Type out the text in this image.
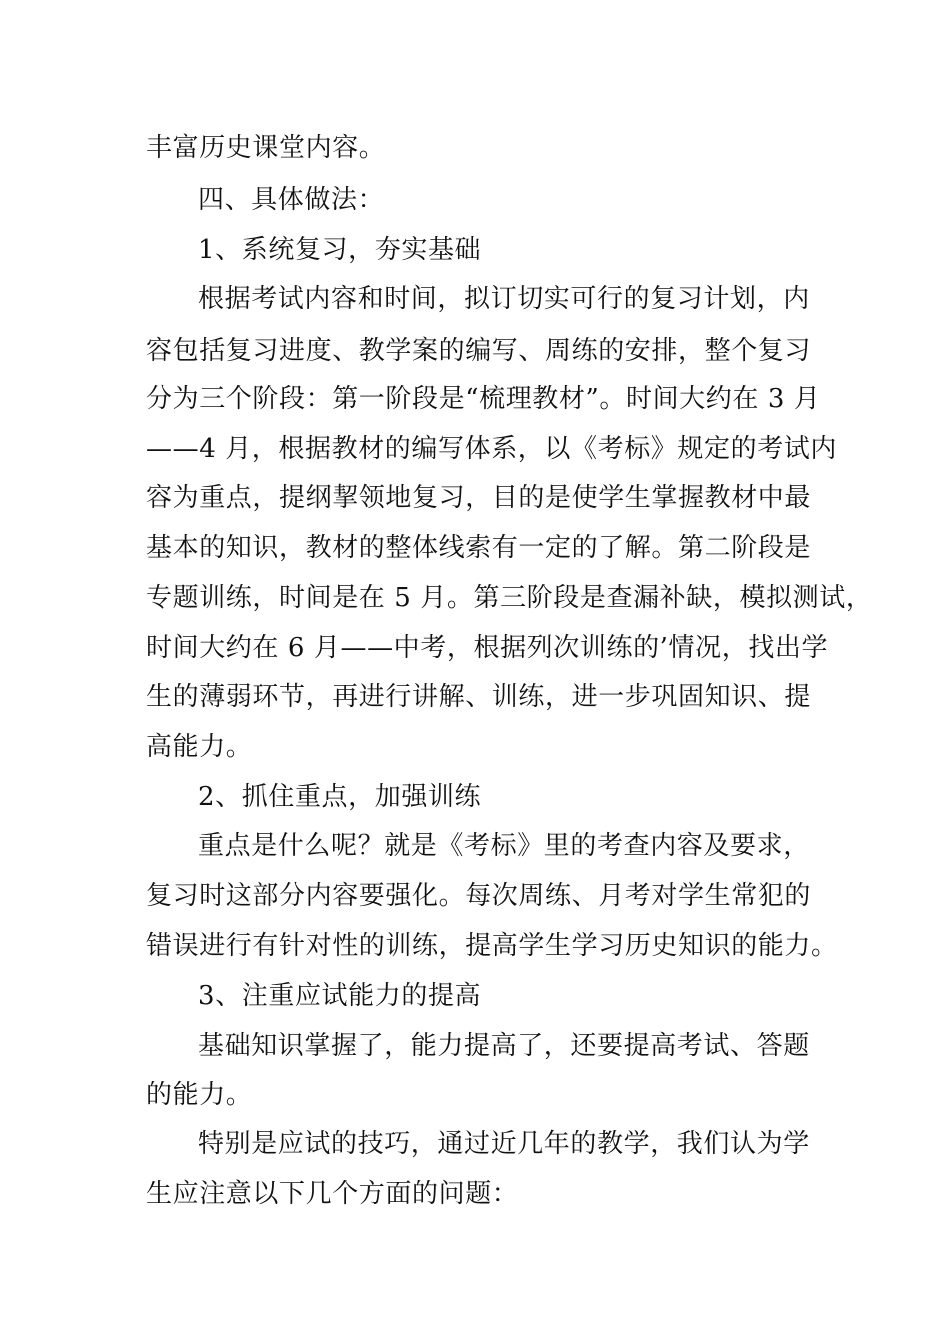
丰富历史课堂内容。
四、具体做法：
1、系统复习，夯实基础
根据考试内容和时间，拟订切实可行的复习计划，内
容包括复习进度、教学案的编写、周练的安排，整个复习
分为三个阶段：第一阶段是“梳理教材”。时间大约在 3 月
——4 月，根据教材的编写体系，以《考标》规定的考试内
容为重点，提纲挈领地复习，目的是使学生掌握教材中最
基本的知识，教材的整体线索有一定的了解。第二阶段是
专题训练，时间是在 5 月。第三阶段是查漏补缺，模拟测试，
时间大约在 6 月——中考，根据列次训练的’情况，找出学
生的薄弱环节，再进行讲解、训练，进一步巩固知识、提
高能力。
2、抓住重点，加强训练
重点是什么呢？就是《考标》里的考查内容及要求，
复习时这部分内容要强化。每次周练、月考对学生常犯的
错误进行有针对性的训练，提高学生学习历史知识的能力。
3、注重应试能力的提高
基础知识掌握了，能力提高了，还要提高考试、答题
的能力。
特别是应试的技巧，通过近几年的教学，我们认为学
生应注意以下几个方面的问题：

------------------------------------

▸ **Job**
Scan the data above and copy every line with "时间大约在" in it.

▸ **The completed task**
分为三个阶段：第一阶段是“梳理教材”。时间大约在 3 月
时间大约在 6 月——中考，根据列次训练的’情况，找出学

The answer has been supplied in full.